▶ _Task objective_
Exclude all pictures, then copy each of the records exactly as written.

^^^^^^^^

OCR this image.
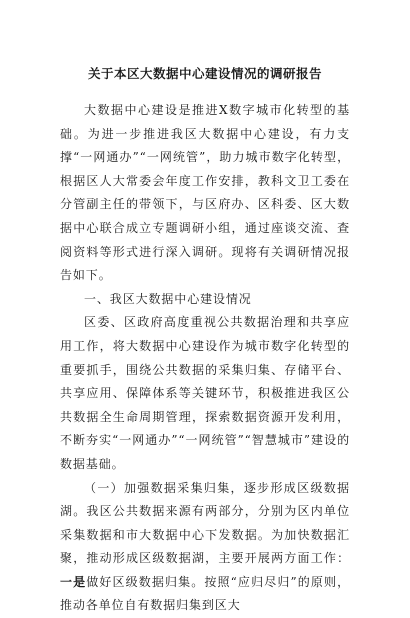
关于本区大数据中心建设情况的调研报告

大数据中心建设是推进X数字城市化转型的基础。为进一步推进我区大数据中心建设，有力支撑“一网通办”“一网统管”，助力城市数字化转型，根据区人大常委会年度工作安排，教科文卫工委在分管副主任的带领下，与区府办、区科委、区大数据中心联合成立专题调研小组，通过座谈交流、查阅资料等形式进行深入调研。现将有关调研情况报告如下。

一、我区大数据中心建设情况

区委、区政府高度重视公共数据治理和共享应用工作，将大数据中心建设作为城市数字化转型的重要抓手，围绕公共数据的采集归集、存储平台、共享应用、保障体系等关键环节，积极推进我区公共数据全生命周期管理，探索数据资源开发利用，不断夯实“一网通办”“一网统管”“智慧城市”建设的数据基础。

（一）加强数据采集归集，逐步形成区级数据湖。我区公共数据来源有两部分，分别为区内单位采集数据和市大数据中心下发数据。为加快数据汇聚，推动形成区级数据湖，主要开展两方面工作：一是做好区级数据归集。按照“应归尽归”的原则，推动各单位自有数据归集到区大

^^^^^^^^

▶ _Solution for this task_
OCR this image.
关于本区大数据中心建设情况的调研报告

大数据中心建设是推进X数字城市化转型的基础。为进一步推进我区大数据中心建设，有力支撑“一网通办”“一网统管”，助力城市数字化转型，根据区人大常委会年度工作安排，教科文卫工委在分管副主任的带领下，与区府办、区科委、区大数据中心联合成立专题调研小组，通过座谈交流、查阅资料等形式进行深入调研。现将有关调研情况报告如下。

一、我区大数据中心建设情况

区委、区政府高度重视公共数据治理和共享应用工作，将大数据中心建设作为城市数字化转型的重要抓手，围绕公共数据的采集归集、存储平台、共享应用、保障体系等关键环节，积极推进我区公共数据全生命周期管理，探索数据资源开发利用，不断夯实“一网通办”“一网统管”“智慧城市”建设的数据基础。

（一）加强数据采集归集，逐步形成区级数据湖。我区公共数据来源有两部分，分别为区内单位采集数据和市大数据中心下发数据。为加快数据汇聚，推动形成区级数据湖，主要开展两方面工作：一是做好区级数据归集。按照“应归尽归”的原则，推动各单位自有数据归集到区大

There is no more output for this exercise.